**ASSIGNMENT**: Scan the entries below for the string "elements" and copy every line where it turns up.

**RECORDS FOR THIS TASK**:
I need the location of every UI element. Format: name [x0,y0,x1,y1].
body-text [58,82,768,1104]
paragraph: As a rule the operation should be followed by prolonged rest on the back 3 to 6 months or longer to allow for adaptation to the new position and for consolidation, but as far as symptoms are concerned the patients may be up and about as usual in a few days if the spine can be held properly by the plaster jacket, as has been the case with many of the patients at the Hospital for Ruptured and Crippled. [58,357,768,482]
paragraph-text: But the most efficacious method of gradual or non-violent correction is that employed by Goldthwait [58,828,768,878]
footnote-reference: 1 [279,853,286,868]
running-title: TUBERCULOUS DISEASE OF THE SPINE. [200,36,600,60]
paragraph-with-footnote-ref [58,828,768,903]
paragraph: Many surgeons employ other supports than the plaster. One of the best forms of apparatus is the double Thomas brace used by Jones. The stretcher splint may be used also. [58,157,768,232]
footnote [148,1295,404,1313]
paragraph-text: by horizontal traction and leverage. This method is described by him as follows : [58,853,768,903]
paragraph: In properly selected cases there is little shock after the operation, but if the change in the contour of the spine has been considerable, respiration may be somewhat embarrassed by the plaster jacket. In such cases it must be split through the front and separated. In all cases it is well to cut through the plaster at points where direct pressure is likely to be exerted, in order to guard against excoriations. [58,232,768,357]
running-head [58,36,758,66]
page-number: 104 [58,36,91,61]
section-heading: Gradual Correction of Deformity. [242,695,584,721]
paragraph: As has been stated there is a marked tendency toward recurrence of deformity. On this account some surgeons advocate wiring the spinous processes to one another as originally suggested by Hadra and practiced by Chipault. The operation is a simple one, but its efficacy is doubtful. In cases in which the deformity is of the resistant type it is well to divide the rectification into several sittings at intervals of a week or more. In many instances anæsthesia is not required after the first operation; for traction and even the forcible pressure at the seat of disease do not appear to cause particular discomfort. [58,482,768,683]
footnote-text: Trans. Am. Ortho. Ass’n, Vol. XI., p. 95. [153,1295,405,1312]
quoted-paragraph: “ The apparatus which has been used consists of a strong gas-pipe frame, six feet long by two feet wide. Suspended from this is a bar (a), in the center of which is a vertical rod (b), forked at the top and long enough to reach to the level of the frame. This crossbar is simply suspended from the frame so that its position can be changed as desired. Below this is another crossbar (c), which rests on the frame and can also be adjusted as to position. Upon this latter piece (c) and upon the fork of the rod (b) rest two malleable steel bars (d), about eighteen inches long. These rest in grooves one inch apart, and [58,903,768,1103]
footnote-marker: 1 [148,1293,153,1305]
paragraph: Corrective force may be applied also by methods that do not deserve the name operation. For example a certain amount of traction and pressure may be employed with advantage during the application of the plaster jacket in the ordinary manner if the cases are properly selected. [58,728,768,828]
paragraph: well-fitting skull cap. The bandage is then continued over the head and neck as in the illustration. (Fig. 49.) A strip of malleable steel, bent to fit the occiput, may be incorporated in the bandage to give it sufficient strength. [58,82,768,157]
* * *
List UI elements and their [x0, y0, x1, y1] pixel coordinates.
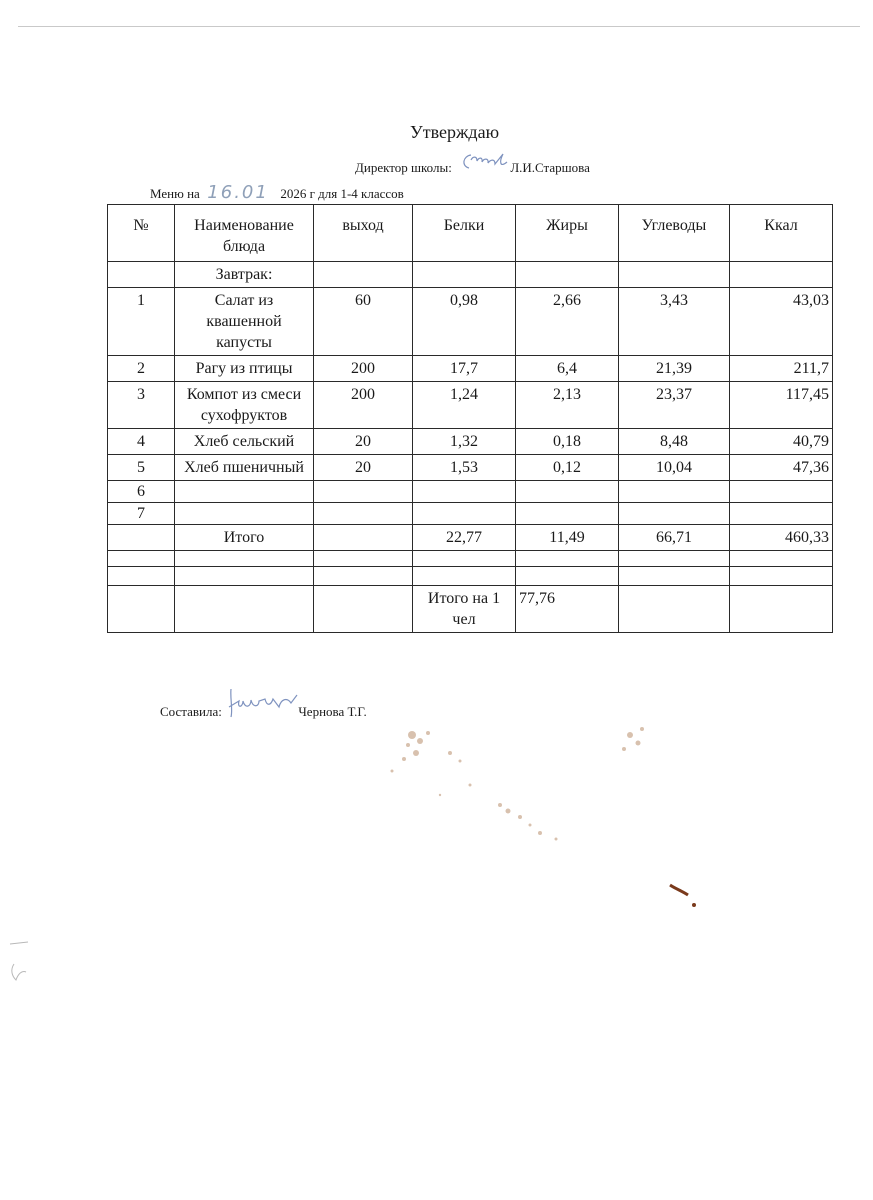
==
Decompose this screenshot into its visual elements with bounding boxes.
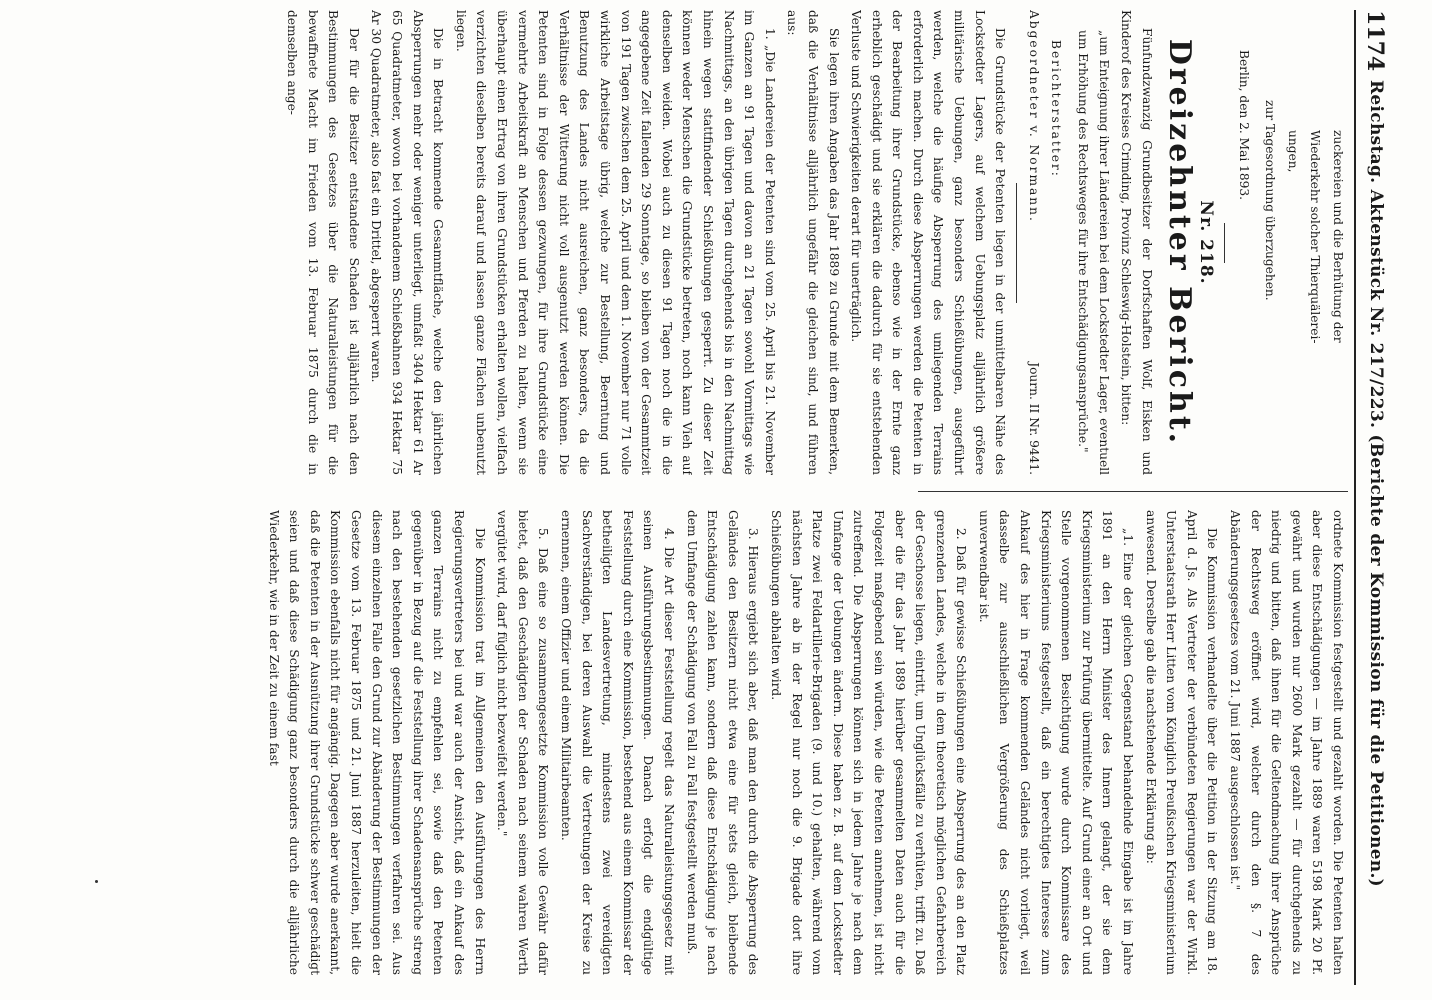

**REPLY**:
List UI elements and their [x0, y0, x1, y1] pixel coordinates.
Decompose this screenshot into its visual elements with bounding boxes.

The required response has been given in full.